● **Task brief**
Select and reproduce each line of the listing below that bears the string "Информатизация".

● **Dataset records**
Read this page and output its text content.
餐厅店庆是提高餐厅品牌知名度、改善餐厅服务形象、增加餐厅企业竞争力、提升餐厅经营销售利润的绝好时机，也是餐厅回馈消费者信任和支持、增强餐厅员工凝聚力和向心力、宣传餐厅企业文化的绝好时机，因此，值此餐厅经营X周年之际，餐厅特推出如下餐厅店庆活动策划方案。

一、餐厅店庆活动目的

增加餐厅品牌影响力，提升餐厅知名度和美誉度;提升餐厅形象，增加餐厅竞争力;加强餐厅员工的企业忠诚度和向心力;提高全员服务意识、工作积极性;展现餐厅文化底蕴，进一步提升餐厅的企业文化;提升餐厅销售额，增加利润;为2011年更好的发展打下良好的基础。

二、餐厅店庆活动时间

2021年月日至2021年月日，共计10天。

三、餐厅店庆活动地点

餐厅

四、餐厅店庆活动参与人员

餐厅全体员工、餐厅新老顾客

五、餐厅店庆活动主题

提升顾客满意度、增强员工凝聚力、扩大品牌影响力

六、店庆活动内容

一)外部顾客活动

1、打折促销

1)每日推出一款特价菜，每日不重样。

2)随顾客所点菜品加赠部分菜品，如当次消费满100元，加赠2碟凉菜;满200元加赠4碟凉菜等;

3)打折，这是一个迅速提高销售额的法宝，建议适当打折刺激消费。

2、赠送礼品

==

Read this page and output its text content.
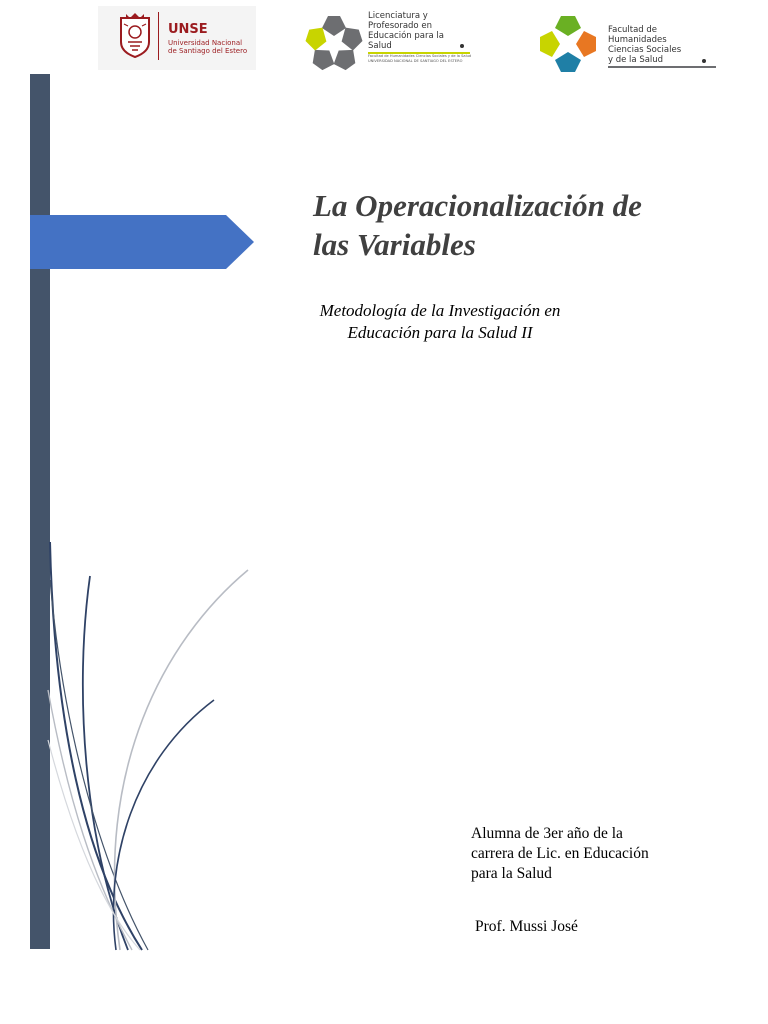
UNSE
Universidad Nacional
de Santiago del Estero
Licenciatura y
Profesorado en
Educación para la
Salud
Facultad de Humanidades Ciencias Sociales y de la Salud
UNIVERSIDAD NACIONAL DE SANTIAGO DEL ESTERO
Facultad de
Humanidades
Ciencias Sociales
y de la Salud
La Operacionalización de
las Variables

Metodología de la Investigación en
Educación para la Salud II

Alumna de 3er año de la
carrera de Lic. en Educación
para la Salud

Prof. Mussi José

--

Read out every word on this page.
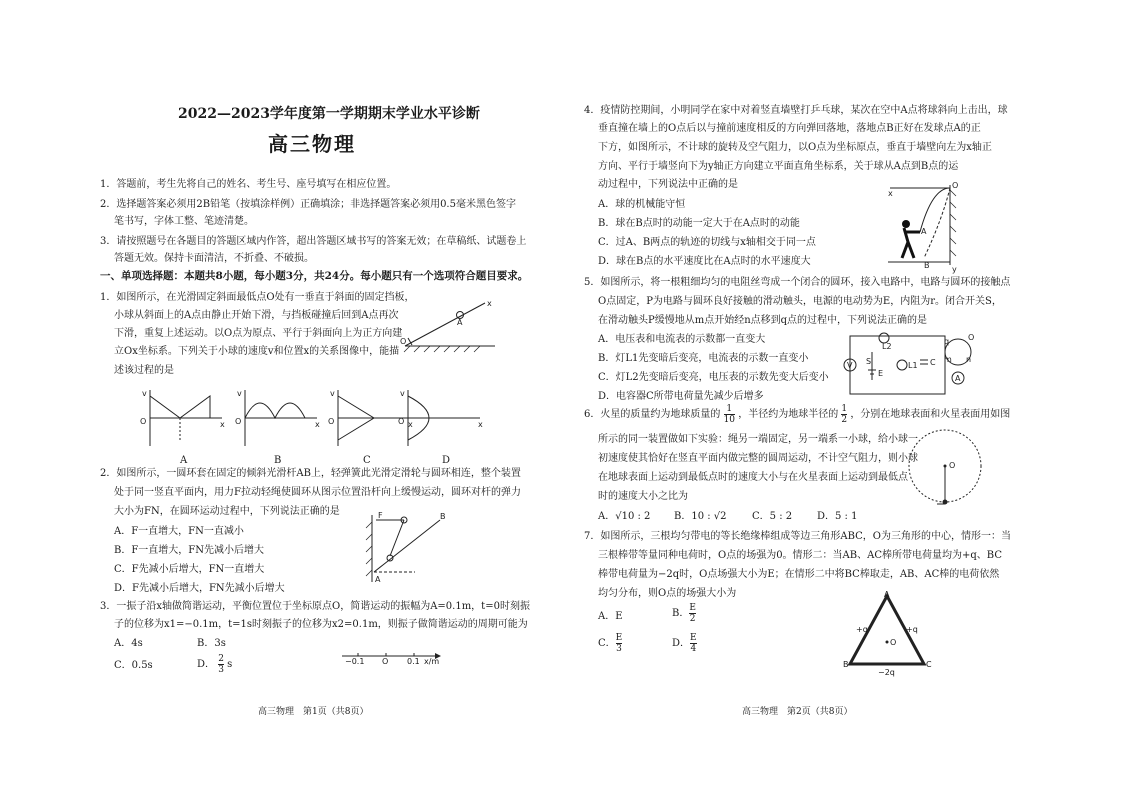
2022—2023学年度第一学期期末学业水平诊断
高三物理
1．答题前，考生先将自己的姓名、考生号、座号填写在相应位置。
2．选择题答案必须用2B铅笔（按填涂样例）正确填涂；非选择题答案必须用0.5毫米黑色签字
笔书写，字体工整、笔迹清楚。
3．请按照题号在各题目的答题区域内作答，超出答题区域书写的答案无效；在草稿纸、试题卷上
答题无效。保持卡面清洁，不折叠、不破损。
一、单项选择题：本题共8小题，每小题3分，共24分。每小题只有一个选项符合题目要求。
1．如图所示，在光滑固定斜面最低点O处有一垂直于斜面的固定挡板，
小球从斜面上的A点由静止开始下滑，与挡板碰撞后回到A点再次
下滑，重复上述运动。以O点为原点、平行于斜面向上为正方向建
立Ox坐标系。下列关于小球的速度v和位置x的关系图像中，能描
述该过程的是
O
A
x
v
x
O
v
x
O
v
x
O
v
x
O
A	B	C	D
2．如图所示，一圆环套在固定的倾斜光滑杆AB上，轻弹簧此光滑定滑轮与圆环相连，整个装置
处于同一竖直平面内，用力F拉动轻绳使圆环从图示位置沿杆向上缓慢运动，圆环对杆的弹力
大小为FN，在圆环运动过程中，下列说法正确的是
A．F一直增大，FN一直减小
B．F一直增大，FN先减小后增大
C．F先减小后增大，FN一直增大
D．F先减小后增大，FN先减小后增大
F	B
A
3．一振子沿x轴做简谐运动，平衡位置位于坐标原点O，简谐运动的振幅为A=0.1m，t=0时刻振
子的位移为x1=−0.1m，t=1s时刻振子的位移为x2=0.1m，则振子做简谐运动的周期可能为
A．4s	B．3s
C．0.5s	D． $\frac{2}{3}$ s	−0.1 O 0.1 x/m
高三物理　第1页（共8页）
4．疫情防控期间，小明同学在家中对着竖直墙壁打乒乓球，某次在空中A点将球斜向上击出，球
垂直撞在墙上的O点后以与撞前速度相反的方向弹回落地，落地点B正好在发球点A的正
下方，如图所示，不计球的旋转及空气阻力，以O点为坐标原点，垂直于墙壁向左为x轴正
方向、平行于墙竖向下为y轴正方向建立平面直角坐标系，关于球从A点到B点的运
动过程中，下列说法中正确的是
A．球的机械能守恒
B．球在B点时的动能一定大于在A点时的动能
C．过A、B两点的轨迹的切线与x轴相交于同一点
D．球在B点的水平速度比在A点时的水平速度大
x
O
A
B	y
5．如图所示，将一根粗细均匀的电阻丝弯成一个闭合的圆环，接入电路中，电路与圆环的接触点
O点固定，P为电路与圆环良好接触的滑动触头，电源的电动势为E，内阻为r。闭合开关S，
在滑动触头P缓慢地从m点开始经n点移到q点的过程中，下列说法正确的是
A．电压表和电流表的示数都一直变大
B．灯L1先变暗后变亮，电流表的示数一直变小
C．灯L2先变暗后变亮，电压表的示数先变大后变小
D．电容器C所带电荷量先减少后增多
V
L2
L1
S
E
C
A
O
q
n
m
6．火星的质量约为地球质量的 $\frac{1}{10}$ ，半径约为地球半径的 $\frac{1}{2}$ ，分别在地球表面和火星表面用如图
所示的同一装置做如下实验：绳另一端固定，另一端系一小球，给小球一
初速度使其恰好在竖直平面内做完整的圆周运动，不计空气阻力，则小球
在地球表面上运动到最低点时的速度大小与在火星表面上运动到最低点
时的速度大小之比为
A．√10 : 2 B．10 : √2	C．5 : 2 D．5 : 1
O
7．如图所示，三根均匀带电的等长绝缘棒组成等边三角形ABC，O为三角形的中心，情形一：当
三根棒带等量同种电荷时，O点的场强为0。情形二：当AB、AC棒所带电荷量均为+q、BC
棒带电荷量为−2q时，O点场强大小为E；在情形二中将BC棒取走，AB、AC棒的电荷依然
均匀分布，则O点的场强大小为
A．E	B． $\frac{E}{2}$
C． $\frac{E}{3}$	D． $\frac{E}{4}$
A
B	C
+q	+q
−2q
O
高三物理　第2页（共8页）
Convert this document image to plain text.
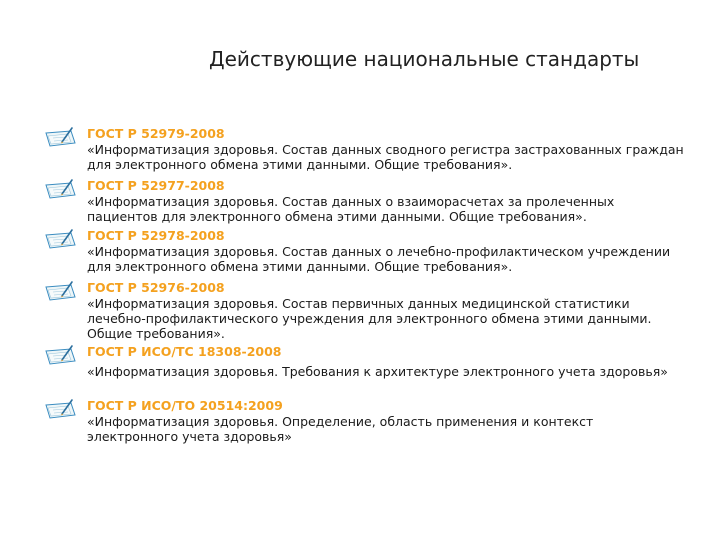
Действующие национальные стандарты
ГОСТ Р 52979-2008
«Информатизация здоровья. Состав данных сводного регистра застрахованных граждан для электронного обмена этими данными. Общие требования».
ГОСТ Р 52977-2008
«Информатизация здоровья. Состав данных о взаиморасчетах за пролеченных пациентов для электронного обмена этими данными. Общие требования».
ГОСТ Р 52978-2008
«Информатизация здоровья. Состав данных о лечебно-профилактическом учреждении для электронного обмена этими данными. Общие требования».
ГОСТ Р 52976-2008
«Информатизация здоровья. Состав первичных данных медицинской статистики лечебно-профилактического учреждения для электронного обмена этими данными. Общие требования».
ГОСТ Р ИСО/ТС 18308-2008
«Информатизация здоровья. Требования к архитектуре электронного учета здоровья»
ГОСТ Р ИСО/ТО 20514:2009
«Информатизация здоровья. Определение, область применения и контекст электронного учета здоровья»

● **Reply to the task**
«Информатизация здоровья. Состав данных сводного регистра застрахованных граждан для электронного обмена этими данными. Общие требования».
«Информатизация здоровья. Состав данных о взаиморасчетах за пролеченных пациентов для электронного обмена этими данными. Общие требования».
«Информатизация здоровья. Состав данных о лечебно-профилактическом учреждении для электронного обмена этими данными. Общие требования».
«Информатизация здоровья. Состав первичных данных медицинской статистики лечебно-профилактического учреждения для электронного обмена этими данными. Общие требования».
«Информатизация здоровья. Требования к архитектуре электронного учета здоровья»
«Информатизация здоровья. Определение, область применения и контекст электронного учета здоровья»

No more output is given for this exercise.